▸ Task objective
In the data below, find every line with the string "into" and pull it out.

▸ Task input
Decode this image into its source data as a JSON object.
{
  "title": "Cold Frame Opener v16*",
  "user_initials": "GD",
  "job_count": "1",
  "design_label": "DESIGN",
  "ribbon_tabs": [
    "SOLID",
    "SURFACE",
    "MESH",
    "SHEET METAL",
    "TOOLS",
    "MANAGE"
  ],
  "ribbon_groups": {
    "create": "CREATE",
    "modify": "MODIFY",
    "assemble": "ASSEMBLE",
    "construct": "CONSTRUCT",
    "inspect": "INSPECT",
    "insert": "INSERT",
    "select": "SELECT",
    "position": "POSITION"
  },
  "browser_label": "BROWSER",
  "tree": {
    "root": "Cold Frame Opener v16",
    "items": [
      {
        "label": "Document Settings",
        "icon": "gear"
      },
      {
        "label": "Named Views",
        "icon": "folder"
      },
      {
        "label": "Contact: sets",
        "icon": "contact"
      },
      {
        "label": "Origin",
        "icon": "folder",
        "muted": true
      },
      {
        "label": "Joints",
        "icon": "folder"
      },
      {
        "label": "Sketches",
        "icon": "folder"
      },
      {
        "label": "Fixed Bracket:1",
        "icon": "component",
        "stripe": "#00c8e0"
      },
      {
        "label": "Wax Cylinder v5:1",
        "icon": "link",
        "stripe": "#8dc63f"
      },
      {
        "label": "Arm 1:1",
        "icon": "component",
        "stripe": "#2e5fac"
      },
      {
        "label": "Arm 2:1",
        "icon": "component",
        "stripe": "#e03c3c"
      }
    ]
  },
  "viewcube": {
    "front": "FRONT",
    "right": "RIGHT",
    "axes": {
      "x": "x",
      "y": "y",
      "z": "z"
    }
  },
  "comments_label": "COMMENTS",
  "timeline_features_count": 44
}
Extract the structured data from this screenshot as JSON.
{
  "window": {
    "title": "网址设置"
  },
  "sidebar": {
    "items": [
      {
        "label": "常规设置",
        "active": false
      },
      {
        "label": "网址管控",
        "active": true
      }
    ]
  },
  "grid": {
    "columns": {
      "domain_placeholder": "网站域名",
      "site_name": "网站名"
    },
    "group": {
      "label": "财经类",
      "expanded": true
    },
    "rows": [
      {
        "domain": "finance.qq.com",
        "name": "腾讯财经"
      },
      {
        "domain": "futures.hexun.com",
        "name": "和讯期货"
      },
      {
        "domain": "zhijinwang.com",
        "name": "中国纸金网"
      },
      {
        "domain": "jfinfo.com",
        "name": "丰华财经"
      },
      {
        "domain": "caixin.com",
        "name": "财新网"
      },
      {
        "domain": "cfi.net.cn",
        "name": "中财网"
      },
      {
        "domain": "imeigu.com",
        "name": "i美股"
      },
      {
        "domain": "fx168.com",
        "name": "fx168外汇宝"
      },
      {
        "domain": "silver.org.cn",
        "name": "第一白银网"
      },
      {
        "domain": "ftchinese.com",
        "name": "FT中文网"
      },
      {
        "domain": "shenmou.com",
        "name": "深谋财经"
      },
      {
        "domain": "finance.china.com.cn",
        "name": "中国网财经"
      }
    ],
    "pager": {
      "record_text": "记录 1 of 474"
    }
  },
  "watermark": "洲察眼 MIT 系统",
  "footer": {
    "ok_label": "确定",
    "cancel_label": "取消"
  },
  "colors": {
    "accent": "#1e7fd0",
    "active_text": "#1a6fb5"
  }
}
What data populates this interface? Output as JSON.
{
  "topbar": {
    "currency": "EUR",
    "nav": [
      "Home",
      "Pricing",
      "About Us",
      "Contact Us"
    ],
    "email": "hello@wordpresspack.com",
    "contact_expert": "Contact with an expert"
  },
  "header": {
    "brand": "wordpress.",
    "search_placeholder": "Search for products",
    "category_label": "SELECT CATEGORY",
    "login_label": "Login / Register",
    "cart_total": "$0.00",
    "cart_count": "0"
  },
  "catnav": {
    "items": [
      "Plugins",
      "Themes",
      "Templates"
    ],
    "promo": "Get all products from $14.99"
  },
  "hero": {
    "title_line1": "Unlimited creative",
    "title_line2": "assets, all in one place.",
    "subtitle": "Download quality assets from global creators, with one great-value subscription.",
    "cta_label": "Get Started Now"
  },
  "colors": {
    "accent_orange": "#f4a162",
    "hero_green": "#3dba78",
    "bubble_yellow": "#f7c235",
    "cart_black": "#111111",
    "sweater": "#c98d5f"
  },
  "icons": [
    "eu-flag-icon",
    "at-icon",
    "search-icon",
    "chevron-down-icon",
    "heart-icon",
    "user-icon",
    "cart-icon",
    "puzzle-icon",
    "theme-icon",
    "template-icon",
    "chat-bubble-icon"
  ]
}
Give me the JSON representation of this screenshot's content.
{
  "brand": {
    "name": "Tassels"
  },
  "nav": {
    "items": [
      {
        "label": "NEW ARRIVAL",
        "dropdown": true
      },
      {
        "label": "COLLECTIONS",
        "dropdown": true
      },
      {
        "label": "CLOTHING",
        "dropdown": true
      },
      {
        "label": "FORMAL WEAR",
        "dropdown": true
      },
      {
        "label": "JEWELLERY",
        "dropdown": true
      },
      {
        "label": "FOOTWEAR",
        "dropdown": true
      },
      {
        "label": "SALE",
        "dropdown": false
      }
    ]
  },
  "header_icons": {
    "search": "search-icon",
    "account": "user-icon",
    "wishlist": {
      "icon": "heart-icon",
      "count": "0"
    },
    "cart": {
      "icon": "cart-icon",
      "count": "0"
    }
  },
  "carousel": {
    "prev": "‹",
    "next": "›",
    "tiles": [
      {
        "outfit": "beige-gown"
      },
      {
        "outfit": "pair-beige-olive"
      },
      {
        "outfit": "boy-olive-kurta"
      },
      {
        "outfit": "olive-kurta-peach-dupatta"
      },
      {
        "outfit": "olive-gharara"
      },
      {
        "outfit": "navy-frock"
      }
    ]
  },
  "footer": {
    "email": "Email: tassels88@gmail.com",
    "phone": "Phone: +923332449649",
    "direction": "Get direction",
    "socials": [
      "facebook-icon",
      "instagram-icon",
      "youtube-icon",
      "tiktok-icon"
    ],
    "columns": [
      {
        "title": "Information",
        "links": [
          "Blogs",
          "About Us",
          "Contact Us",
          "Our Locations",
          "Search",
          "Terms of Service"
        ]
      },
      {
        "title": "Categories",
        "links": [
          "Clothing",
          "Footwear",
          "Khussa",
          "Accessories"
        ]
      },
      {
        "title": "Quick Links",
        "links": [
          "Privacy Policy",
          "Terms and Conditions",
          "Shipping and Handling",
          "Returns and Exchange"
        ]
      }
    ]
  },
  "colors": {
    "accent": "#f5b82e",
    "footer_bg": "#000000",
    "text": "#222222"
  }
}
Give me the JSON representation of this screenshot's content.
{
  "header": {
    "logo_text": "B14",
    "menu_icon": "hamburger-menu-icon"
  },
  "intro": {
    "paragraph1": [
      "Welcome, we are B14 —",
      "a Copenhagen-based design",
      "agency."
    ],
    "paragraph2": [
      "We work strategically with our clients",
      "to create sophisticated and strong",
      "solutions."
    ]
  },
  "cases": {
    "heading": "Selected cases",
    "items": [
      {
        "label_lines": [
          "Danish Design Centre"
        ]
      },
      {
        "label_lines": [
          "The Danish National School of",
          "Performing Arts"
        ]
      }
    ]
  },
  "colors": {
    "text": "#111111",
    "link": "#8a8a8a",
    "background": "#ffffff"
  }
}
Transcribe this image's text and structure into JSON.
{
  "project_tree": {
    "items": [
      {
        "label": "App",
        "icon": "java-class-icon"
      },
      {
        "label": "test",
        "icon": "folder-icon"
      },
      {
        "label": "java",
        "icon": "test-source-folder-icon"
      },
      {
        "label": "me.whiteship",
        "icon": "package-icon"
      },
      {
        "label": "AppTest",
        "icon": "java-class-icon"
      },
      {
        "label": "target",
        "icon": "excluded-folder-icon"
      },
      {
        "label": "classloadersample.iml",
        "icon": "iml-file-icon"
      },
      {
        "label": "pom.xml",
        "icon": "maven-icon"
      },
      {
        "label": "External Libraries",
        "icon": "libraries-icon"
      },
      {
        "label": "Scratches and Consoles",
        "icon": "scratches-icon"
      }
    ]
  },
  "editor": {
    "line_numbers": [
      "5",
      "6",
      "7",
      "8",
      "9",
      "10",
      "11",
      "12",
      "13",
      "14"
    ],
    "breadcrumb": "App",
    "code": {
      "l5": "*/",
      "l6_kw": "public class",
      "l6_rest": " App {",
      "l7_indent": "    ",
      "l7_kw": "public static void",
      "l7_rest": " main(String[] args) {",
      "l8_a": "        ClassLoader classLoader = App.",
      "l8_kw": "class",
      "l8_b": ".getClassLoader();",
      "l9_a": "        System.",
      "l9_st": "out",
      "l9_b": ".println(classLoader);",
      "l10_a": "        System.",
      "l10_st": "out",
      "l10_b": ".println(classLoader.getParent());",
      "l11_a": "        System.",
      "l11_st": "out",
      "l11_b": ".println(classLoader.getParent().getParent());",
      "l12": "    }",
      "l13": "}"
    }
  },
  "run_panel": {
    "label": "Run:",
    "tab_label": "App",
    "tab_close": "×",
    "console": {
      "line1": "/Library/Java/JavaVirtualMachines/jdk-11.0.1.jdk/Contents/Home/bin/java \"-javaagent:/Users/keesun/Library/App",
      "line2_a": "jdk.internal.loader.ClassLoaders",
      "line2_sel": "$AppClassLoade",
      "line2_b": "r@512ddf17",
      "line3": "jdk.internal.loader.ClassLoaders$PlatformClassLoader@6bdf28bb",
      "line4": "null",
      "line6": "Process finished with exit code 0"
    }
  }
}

▸ Result
Decode this image into its source data as a JSON object.
Transcribe this image's text and structure into JSON.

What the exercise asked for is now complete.